● **Excerpt from a dataset**:
◆ ◆ ◆ ◆
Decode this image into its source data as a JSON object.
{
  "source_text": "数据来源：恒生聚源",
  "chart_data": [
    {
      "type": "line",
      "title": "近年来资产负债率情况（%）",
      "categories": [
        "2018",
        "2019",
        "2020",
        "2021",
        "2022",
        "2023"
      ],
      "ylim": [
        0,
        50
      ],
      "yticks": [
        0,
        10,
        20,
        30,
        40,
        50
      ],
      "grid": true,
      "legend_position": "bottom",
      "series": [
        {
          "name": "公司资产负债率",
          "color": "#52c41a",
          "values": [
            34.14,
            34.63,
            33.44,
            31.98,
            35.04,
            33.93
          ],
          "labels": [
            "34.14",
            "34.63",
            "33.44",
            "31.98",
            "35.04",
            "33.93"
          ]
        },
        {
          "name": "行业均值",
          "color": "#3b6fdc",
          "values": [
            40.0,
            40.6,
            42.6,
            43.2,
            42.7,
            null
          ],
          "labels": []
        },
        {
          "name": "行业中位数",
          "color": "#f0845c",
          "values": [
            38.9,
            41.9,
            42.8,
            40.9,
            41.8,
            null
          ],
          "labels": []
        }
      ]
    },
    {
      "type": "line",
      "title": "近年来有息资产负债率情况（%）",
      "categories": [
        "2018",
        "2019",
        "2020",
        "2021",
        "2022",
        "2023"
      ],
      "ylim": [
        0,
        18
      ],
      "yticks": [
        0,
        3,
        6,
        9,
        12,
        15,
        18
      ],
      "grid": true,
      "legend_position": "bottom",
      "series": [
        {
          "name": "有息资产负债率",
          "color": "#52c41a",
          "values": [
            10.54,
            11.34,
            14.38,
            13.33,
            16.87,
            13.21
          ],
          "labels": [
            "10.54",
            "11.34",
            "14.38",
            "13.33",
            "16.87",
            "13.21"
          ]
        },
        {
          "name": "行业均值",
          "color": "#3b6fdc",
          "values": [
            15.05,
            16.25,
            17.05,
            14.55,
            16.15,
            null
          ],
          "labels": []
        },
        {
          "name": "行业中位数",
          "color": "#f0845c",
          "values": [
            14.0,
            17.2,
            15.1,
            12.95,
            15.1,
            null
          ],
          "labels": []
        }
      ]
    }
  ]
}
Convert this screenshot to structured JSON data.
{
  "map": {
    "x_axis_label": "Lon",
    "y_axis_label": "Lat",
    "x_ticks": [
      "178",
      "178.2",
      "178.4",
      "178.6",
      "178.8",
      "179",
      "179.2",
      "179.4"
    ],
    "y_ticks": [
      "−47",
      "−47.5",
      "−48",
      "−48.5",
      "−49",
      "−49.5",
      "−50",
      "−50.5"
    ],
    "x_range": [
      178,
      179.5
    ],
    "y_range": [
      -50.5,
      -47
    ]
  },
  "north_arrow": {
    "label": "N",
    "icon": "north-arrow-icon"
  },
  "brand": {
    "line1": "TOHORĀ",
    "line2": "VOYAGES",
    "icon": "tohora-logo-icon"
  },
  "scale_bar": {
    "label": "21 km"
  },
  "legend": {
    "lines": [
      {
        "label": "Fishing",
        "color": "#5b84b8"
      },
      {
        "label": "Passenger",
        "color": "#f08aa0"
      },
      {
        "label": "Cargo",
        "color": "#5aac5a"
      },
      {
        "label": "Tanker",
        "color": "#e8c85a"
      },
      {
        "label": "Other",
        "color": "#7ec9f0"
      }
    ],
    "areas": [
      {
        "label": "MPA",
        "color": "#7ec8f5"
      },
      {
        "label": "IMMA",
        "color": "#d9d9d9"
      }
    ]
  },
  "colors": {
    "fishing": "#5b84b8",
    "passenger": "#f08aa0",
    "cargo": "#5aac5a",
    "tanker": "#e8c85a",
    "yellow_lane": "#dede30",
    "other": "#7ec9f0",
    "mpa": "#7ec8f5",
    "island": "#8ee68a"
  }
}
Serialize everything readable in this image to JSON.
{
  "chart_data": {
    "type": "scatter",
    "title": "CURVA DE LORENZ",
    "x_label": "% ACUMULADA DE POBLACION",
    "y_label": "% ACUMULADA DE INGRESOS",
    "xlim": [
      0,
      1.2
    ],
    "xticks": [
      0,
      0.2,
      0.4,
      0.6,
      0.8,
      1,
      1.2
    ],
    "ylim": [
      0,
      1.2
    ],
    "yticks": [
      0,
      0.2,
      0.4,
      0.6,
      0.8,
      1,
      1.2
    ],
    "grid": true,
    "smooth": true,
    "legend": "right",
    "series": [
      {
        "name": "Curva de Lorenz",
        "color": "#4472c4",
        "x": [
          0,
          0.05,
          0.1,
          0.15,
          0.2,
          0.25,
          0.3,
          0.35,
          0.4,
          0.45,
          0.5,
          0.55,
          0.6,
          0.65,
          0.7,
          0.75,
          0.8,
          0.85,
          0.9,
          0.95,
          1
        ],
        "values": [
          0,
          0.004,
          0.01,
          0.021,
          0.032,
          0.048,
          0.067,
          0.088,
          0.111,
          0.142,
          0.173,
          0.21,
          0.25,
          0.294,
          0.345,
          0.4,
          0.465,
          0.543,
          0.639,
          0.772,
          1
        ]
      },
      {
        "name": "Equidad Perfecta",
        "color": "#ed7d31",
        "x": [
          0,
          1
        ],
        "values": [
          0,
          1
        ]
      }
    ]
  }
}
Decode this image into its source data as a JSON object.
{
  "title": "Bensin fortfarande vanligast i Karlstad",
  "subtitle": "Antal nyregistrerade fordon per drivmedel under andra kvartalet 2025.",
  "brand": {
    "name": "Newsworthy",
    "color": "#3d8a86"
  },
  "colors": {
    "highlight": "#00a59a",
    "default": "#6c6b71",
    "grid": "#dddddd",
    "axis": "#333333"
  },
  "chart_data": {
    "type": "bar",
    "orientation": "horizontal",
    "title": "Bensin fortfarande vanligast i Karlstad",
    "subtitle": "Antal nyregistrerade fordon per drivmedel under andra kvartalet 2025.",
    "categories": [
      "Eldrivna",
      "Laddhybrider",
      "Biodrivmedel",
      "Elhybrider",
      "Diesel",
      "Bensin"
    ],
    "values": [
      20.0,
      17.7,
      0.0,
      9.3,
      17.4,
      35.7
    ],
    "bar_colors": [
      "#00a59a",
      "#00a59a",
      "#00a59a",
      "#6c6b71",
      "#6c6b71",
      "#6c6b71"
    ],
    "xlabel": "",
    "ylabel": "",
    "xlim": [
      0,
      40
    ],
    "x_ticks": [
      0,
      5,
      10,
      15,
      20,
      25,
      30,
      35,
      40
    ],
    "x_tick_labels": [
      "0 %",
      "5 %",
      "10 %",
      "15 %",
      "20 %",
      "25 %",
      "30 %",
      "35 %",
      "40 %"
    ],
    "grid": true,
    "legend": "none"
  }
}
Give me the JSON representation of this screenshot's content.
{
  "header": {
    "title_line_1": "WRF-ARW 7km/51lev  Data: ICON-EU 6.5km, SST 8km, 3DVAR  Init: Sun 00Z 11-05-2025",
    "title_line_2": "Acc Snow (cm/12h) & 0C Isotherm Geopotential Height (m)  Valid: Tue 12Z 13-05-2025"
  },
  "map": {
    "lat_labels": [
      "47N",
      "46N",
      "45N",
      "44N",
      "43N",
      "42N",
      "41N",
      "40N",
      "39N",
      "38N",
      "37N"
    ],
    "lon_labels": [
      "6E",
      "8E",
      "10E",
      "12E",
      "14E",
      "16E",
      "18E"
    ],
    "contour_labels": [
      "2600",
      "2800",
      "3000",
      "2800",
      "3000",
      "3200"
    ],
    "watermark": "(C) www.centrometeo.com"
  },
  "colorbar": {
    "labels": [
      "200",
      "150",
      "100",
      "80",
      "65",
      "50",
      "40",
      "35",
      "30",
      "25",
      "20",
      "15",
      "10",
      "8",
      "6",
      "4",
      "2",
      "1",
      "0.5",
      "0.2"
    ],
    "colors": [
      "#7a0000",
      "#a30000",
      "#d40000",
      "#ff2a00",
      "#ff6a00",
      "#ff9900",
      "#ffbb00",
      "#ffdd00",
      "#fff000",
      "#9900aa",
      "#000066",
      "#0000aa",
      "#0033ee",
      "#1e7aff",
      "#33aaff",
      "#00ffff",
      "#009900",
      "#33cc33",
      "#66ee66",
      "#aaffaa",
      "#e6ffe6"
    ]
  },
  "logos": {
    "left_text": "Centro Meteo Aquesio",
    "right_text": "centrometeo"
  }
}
◆ ◆ ◆ ◆
● **Your goal**: Look through the material above. Copy each line where the word "andra" appears.

● **Solution for this task**:
  "subtitle": "Antal nyregistrerade fordon per drivmedel under andra kvartalet 2025.",
    "subtitle": "Antal nyregistrerade fordon per drivmedel under andra kvartalet 2025.",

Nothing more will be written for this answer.